• Exercise brief: Report how many lines in the listing below include the word "Center". Write nothing besides the number.

-- begin Information shown --

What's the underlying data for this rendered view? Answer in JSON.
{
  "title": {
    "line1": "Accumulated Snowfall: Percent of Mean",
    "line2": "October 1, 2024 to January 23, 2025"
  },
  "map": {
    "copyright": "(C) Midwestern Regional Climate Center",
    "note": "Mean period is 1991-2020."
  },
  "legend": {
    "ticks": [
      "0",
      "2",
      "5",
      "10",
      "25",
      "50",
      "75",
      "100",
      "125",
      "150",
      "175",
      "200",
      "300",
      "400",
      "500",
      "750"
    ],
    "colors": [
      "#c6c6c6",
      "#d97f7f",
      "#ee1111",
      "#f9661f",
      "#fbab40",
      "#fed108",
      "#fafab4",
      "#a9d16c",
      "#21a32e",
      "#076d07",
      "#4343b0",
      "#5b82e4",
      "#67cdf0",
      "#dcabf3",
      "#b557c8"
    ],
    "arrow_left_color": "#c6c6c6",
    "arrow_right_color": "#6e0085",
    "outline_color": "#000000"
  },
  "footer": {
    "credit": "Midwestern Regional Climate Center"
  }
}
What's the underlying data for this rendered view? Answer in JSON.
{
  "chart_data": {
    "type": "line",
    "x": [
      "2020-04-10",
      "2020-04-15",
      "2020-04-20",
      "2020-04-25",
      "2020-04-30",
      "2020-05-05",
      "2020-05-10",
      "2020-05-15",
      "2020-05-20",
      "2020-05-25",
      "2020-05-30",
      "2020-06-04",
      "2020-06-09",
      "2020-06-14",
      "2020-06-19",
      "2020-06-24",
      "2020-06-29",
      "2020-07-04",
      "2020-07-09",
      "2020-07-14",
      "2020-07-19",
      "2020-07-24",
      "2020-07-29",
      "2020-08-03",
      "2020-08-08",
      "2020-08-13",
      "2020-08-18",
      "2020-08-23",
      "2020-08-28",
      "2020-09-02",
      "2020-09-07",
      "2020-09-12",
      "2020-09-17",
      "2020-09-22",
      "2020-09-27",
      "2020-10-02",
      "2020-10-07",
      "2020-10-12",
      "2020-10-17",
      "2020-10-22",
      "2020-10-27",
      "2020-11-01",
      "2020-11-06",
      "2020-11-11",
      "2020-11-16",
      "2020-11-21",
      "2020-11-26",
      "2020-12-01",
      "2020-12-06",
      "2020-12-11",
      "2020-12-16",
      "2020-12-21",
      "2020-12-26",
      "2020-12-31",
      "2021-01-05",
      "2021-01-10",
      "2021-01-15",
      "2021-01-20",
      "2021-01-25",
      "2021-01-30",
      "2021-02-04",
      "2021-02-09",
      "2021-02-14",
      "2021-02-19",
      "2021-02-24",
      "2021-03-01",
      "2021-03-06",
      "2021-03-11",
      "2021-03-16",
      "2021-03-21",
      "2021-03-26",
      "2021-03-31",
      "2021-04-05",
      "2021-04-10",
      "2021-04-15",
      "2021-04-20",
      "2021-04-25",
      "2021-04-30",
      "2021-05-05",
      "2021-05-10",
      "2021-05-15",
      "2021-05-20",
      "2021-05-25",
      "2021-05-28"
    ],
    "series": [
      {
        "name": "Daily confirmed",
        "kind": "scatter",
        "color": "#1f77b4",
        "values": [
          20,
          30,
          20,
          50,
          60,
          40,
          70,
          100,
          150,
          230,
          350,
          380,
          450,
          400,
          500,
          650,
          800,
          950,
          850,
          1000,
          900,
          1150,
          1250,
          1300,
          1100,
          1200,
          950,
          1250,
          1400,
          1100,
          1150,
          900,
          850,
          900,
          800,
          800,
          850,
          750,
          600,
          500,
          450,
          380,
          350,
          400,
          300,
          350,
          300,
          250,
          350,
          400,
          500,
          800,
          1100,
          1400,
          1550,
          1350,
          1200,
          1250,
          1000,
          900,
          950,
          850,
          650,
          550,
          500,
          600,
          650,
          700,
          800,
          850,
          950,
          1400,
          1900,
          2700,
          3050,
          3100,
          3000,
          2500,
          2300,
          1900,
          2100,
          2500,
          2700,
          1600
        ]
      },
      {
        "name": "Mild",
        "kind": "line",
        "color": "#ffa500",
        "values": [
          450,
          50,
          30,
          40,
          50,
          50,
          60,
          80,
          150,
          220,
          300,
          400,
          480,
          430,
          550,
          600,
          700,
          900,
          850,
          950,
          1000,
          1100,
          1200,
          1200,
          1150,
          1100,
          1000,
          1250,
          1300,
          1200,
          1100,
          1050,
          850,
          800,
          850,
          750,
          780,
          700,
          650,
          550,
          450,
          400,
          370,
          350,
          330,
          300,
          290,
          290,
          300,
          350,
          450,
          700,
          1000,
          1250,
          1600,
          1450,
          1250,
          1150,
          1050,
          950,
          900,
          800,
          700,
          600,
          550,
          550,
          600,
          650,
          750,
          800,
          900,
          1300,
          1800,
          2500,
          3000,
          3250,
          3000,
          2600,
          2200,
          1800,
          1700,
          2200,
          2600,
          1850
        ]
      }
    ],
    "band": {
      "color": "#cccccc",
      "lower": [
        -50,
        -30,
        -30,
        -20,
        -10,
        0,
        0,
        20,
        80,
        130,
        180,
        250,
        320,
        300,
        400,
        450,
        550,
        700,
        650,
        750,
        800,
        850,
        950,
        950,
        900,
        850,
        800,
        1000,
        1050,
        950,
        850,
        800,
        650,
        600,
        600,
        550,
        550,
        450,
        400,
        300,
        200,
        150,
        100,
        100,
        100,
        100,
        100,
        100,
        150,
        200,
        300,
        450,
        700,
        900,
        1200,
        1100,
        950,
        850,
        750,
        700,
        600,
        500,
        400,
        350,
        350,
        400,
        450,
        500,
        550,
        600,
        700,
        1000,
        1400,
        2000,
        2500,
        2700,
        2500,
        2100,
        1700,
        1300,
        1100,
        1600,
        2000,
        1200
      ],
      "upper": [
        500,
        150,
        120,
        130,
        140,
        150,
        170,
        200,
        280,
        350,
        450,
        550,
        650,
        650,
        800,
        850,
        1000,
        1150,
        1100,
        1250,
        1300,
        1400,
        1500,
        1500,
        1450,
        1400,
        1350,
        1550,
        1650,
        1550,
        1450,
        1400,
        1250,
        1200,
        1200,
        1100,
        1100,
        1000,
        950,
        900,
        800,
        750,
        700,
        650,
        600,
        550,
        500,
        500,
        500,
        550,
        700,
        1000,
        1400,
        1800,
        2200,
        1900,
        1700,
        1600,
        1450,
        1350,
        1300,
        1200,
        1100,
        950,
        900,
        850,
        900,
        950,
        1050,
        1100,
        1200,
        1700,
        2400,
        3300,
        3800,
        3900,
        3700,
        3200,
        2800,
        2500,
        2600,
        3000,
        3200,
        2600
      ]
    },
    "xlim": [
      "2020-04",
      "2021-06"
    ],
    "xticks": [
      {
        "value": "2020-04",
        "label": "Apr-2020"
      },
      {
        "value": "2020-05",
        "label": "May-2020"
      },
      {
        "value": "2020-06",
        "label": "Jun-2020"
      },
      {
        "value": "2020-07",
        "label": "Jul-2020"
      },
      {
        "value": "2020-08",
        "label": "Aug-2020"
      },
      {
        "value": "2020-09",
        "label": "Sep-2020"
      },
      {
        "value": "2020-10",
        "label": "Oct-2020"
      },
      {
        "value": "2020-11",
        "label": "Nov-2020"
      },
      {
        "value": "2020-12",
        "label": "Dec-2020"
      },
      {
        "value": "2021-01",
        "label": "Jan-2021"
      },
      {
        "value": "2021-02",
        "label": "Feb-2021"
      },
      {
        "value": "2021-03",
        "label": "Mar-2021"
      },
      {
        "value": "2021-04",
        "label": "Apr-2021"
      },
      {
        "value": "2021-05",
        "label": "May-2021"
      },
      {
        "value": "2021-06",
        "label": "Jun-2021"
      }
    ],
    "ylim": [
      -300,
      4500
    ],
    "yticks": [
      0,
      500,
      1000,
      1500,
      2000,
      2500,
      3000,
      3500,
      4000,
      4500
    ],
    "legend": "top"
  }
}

-- end Information shown --

• Result for this task: 2